• [DESCRIPTION OF THE TASK]
From the listing, collect all lines containing the word "Division".

• [DATA TO USE]
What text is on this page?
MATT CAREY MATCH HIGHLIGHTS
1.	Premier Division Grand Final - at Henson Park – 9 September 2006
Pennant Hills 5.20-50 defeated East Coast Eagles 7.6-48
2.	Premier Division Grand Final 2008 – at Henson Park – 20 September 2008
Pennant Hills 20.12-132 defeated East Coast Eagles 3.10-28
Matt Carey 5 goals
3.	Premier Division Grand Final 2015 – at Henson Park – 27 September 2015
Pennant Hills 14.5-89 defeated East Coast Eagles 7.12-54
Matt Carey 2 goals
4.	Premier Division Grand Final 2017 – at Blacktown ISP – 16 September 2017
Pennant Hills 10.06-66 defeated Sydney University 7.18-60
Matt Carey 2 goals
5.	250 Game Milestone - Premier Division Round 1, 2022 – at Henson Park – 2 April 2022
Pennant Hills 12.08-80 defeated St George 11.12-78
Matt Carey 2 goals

• [TASK ANSWER]
1.	Premier Division Grand Final - at Henson Park – 9 September 2006
2.	Premier Division Grand Final 2008 – at Henson Park – 20 September 2008
3.	Premier Division Grand Final 2015 – at Henson Park – 27 September 2015
4.	Premier Division Grand Final 2017 – at Blacktown ISP – 16 September 2017
5.	250 Game Milestone - Premier Division Round 1, 2022 – at Henson Park – 2 April 2022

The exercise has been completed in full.